EXERCISE:
Extend the passage on running Postgres versus Mongo in production, picking up after its final sentence.

Once you’re running Postgres in production, though, you’re going to need a hot-swap replica: a second Postgres server that all of your writes are headed to, so that in an emergency, you can jump over to the replica server.

Here’s the thing: Mongo is designed to be operated in a cluster - it’s expected that you will cluster it, from the get-go, when you first get started on developing with it. The whole operational philosophy of Mongo assumes replication from day one, so the complexity of clustering is kind of front-loaded in. This is a pain in the ass at first, but when you want to deploy a hot replica, well, you probably already did.

Postgres, on the other hand, waits until you’re about here to start hitting you with all of the problems of distributed systems. Is a write complete when your main server has written it or do you wait until you’ve heard back from all of the secondaries? What’s your failover strategy? If your backup server loses contact with your main server but they’re both still online, what stops them from just running at the same time?

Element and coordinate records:

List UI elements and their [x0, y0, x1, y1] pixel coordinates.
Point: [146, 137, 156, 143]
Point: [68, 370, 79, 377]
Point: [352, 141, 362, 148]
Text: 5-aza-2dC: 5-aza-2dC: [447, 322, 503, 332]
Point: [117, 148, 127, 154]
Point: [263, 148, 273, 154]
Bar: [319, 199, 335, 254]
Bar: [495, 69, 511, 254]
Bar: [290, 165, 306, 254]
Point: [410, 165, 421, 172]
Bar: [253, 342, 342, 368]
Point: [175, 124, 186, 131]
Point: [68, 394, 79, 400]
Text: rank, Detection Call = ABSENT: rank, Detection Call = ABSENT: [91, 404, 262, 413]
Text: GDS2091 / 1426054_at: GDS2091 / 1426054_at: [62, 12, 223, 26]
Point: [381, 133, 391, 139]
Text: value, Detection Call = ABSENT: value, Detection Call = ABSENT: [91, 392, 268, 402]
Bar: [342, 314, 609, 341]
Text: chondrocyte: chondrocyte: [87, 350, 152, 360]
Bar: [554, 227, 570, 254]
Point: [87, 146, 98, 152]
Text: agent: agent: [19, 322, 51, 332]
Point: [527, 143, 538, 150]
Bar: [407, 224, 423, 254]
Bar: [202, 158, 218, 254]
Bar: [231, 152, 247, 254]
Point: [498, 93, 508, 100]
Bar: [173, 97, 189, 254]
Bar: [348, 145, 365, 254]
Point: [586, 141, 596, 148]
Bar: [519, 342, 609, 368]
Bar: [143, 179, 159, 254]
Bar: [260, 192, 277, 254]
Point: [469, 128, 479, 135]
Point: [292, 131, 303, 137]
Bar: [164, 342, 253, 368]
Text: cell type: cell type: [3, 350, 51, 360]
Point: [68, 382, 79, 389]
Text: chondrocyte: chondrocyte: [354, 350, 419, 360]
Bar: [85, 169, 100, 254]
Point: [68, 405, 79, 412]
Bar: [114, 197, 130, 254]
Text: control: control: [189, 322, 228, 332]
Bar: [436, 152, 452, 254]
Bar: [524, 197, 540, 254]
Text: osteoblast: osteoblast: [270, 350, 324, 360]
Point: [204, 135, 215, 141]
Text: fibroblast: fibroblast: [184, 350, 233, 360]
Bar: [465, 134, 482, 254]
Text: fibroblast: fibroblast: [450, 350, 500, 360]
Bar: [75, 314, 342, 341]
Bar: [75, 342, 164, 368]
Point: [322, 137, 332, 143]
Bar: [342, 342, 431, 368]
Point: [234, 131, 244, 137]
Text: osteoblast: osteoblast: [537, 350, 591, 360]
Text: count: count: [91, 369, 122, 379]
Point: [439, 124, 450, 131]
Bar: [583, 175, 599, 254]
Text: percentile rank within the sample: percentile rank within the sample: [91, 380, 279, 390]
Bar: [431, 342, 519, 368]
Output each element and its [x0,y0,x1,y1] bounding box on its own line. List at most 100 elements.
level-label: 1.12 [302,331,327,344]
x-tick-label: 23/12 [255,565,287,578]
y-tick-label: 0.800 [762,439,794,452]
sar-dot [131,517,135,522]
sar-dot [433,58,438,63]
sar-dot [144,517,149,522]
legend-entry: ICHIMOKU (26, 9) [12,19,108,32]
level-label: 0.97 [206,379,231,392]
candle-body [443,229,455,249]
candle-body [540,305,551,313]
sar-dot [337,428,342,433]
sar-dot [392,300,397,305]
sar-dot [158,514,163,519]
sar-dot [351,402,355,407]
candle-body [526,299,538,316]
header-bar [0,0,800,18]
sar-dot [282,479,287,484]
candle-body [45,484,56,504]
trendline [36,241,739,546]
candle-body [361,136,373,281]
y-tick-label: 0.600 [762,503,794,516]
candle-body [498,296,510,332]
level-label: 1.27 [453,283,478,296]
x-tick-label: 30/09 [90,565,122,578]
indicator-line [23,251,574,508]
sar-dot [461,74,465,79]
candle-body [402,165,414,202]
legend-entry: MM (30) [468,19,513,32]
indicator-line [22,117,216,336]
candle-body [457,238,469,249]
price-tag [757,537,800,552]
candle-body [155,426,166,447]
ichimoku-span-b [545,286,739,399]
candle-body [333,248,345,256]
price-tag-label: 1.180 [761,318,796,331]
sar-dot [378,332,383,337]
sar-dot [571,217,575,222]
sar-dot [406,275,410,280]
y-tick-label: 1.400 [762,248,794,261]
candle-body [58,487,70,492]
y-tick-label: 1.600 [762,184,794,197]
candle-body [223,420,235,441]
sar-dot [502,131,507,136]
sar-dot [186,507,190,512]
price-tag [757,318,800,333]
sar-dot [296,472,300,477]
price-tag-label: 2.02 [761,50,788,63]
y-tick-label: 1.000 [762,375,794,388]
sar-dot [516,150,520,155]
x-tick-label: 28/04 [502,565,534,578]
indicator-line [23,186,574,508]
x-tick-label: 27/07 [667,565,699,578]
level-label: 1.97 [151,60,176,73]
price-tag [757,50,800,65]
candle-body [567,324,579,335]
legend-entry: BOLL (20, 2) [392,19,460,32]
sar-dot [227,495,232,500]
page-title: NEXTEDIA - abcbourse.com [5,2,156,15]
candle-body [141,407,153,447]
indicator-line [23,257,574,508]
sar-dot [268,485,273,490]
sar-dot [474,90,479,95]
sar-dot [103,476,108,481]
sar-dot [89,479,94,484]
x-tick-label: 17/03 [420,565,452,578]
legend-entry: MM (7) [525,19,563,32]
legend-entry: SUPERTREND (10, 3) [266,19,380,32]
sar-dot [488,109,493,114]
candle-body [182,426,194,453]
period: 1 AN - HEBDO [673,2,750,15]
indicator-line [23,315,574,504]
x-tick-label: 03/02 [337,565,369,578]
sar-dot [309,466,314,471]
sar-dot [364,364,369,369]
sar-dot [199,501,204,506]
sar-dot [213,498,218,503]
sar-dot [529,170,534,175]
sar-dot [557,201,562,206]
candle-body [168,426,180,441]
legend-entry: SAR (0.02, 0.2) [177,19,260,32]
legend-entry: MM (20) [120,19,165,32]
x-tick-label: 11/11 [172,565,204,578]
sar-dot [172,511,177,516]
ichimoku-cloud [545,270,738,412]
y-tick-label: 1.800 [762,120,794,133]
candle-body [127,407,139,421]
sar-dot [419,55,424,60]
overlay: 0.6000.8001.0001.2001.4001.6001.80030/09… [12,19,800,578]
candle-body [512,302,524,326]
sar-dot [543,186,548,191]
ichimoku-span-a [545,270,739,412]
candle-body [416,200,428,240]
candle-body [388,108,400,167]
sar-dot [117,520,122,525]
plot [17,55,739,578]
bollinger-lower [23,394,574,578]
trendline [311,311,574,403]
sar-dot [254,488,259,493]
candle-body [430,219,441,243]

ANSWER TO THE TASK:
You Probably Don’t Need Scale, You Probably Do Want Resilience

Distributing your systems is about more than just scale, it’s also about resilience. If you have 100 servers, one server failing is not catastrophic. That resilience is hugely important. The more servers you have the less you care if any individual server fails.

So, the argument that distributed databases trade away ACID guarantees for scale that you’ll never need kind of misses that you also get resilience that you DO need.

Some Things Get Huge, Even For Small-N Companies

The idea that you’ll never need enormous, fabulous scale really depends on the nature and granularity of data you’re producing or gathering.

Modern systems do an enormous amount of surveillance on their users. Each individual user is producing a stream of data constantly. It turns out, even a small number of users at a high sample rate can produce an absolutely fabulous amount of data.

It’s actually much easier to hit “petabyte scale” than you think, especially if the cost of getting a little bit bigger is just the cost of one more little server, rather than a $100,000/month upgrade to your gigantic Postgres database.

Some Companies Get Huge

Also: every company does plan to get huge. I don’t know who you work for, but most products have big goals.

Designing for planetary scale might be wildly premature, but: the people who hired you want to take over the world and it’s your job to convince them you can.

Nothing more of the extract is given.